== WRITTEN REQUEST ==
Repeat each record exactly as written, and drop any images.

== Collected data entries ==
+===+
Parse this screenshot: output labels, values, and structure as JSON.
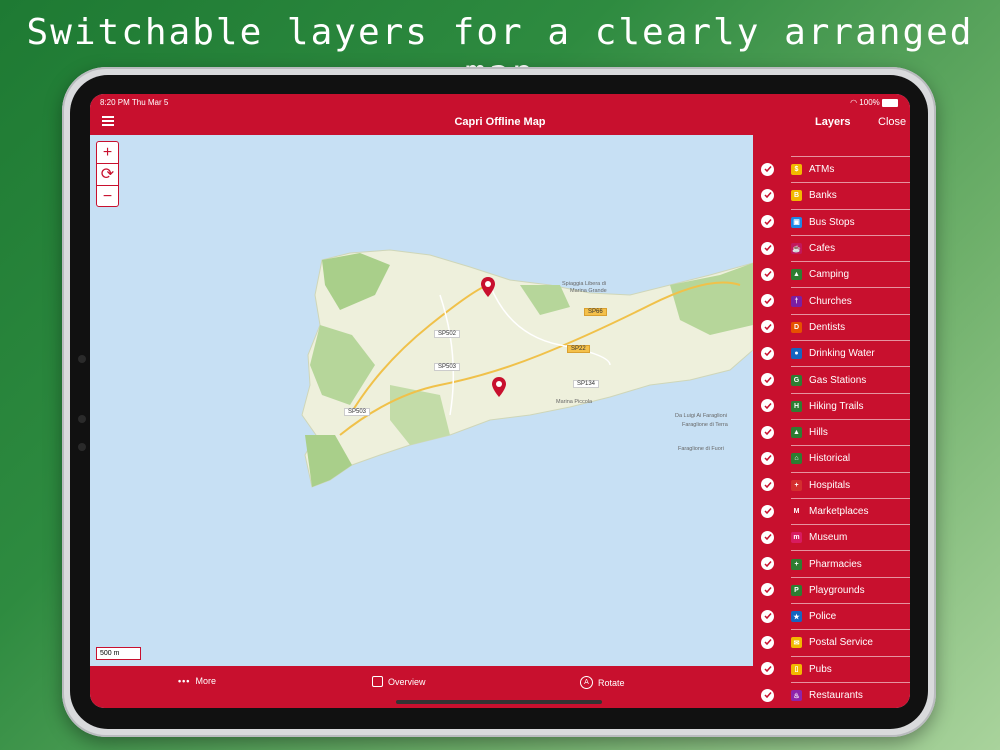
{
  "headline": "Switchable layers for a clearly arranged map",
  "status": {
    "time": "8:20 PM  Thu Mar 5",
    "battery": "100%"
  },
  "app": {
    "title": "Capri Offline Map",
    "layers_label": "Layers",
    "close_label": "Close"
  },
  "map": {
    "scale_label": "500 m",
    "road_labels": [
      "SP502",
      "SP503",
      "SP503",
      "SP66",
      "SP22",
      "SP134"
    ],
    "place_labels": [
      "Spiaggia Libera di",
      "Marina Grande",
      "Marina Piccola",
      "Da Luigi Ai Faraglioni",
      "Faraglione di Terra",
      "Faraglione di Fuori"
    ]
  },
  "bottom": {
    "more": "More",
    "overview": "Overview",
    "rotate": "Rotate"
  },
  "layers": [
    {
      "label": "ATMs",
      "icon": "atm-icon",
      "color": "#f2b800",
      "glyph": "$",
      "checked": true
    },
    {
      "label": "Banks",
      "icon": "bank-icon",
      "color": "#f2b800",
      "glyph": "B",
      "checked": true
    },
    {
      "label": "Bus Stops",
      "icon": "bus-icon",
      "color": "#1e88e5",
      "glyph": "▣",
      "checked": true
    },
    {
      "label": "Cafes",
      "icon": "cafe-icon",
      "color": "#c2185b",
      "glyph": "☕",
      "checked": true
    },
    {
      "label": "Camping",
      "icon": "camping-icon",
      "color": "#2e7d32",
      "glyph": "▲",
      "checked": true
    },
    {
      "label": "Churches",
      "icon": "church-icon",
      "color": "#7b1fa2",
      "glyph": "†",
      "checked": true
    },
    {
      "label": "Dentists",
      "icon": "dentist-icon",
      "color": "#e65100",
      "glyph": "D",
      "checked": true
    },
    {
      "label": "Drinking Water",
      "icon": "water-icon",
      "color": "#1565c0",
      "glyph": "●",
      "checked": true
    },
    {
      "label": "Gas Stations",
      "icon": "gas-station-icon",
      "color": "#2e7d32",
      "glyph": "G",
      "checked": true
    },
    {
      "label": "Hiking Trails",
      "icon": "hiking-icon",
      "color": "#2e7d32",
      "glyph": "H",
      "checked": true
    },
    {
      "label": "Hills",
      "icon": "hills-icon",
      "color": "#2e7d32",
      "glyph": "▲",
      "checked": true
    },
    {
      "label": "Historical",
      "icon": "historical-icon",
      "color": "#2e7d32",
      "glyph": "⌂",
      "checked": true
    },
    {
      "label": "Hospitals",
      "icon": "hospital-icon",
      "color": "#d32f2f",
      "glyph": "+",
      "checked": true
    },
    {
      "label": "Marketplaces",
      "icon": "marketplace-icon",
      "color": "#c8102e",
      "glyph": "M",
      "checked": true
    },
    {
      "label": "Museum",
      "icon": "museum-icon",
      "color": "#d81b60",
      "glyph": "m",
      "checked": true
    },
    {
      "label": "Pharmacies",
      "icon": "pharmacy-icon",
      "color": "#2e7d32",
      "glyph": "+",
      "checked": true
    },
    {
      "label": "Playgrounds",
      "icon": "playground-icon",
      "color": "#2e7d32",
      "glyph": "P",
      "checked": true
    },
    {
      "label": "Police",
      "icon": "police-icon",
      "color": "#1565c0",
      "glyph": "★",
      "checked": true
    },
    {
      "label": "Postal Service",
      "icon": "postal-icon",
      "color": "#f2b800",
      "glyph": "✉",
      "checked": true
    },
    {
      "label": "Pubs",
      "icon": "pub-icon",
      "color": "#f2b800",
      "glyph": "▯",
      "checked": true
    },
    {
      "label": "Restaurants",
      "icon": "restaurant-icon",
      "color": "#8e24aa",
      "glyph": "♨",
      "checked": true
    }
  ]
}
+===+
== TASK SOLUTION ==
Parse this screenshot: output labels, values, and structure as JSON.
{
  "headline": "Switchable layers for a clearly arranged map",
  "status": {
    "time": "8:20 PM  Thu Mar 5",
    "battery": "100%"
  },
  "app": {
    "title": "Capri Offline Map",
    "layers_label": "Layers",
    "close_label": "Close"
  },
  "map": {
    "scale_label": "500 m",
    "road_labels": [
      "SP502",
      "SP503",
      "SP503",
      "SP66",
      "SP22",
      "SP134"
    ],
    "place_labels": [
      "Spiaggia Libera di",
      "Marina Grande",
      "Marina Piccola",
      "Da Luigi Ai Faraglioni",
      "Faraglione di Terra",
      "Faraglione di Fuori"
    ]
  },
  "bottom": {
    "more": "More",
    "overview": "Overview",
    "rotate": "Rotate"
  },
  "layers": [
    {
      "label": "ATMs",
      "icon": "atm-icon",
      "color": "#f2b800",
      "glyph": "$",
      "checked": true
    },
    {
      "label": "Banks",
      "icon": "bank-icon",
      "color": "#f2b800",
      "glyph": "B",
      "checked": true
    },
    {
      "label": "Bus Stops",
      "icon": "bus-icon",
      "color": "#1e88e5",
      "glyph": "▣",
      "checked": true
    },
    {
      "label": "Cafes",
      "icon": "cafe-icon",
      "color": "#c2185b",
      "glyph": "☕",
      "checked": true
    },
    {
      "label": "Camping",
      "icon": "camping-icon",
      "color": "#2e7d32",
      "glyph": "▲",
      "checked": true
    },
    {
      "label": "Churches",
      "icon": "church-icon",
      "color": "#7b1fa2",
      "glyph": "†",
      "checked": true
    },
    {
      "label": "Dentists",
      "icon": "dentist-icon",
      "color": "#e65100",
      "glyph": "D",
      "checked": true
    },
    {
      "label": "Drinking Water",
      "icon": "water-icon",
      "color": "#1565c0",
      "glyph": "●",
      "checked": true
    },
    {
      "label": "Gas Stations",
      "icon": "gas-station-icon",
      "color": "#2e7d32",
      "glyph": "G",
      "checked": true
    },
    {
      "label": "Hiking Trails",
      "icon": "hiking-icon",
      "color": "#2e7d32",
      "glyph": "H",
      "checked": true
    },
    {
      "label": "Hills",
      "icon": "hills-icon",
      "color": "#2e7d32",
      "glyph": "▲",
      "checked": true
    },
    {
      "label": "Historical",
      "icon": "historical-icon",
      "color": "#2e7d32",
      "glyph": "⌂",
      "checked": true
    },
    {
      "label": "Hospitals",
      "icon": "hospital-icon",
      "color": "#d32f2f",
      "glyph": "+",
      "checked": true
    },
    {
      "label": "Marketplaces",
      "icon": "marketplace-icon",
      "color": "#c8102e",
      "glyph": "M",
      "checked": true
    },
    {
      "label": "Museum",
      "icon": "museum-icon",
      "color": "#d81b60",
      "glyph": "m",
      "checked": true
    },
    {
      "label": "Pharmacies",
      "icon": "pharmacy-icon",
      "color": "#2e7d32",
      "glyph": "+",
      "checked": true
    },
    {
      "label": "Playgrounds",
      "icon": "playground-icon",
      "color": "#2e7d32",
      "glyph": "P",
      "checked": true
    },
    {
      "label": "Police",
      "icon": "police-icon",
      "color": "#1565c0",
      "glyph": "★",
      "checked": true
    },
    {
      "label": "Postal Service",
      "icon": "postal-icon",
      "color": "#f2b800",
      "glyph": "✉",
      "checked": true
    },
    {
      "label": "Pubs",
      "icon": "pub-icon",
      "color": "#f2b800",
      "glyph": "▯",
      "checked": true
    },
    {
      "label": "Restaurants",
      "icon": "restaurant-icon",
      "color": "#8e24aa",
      "glyph": "♨",
      "checked": true
    }
  ]
}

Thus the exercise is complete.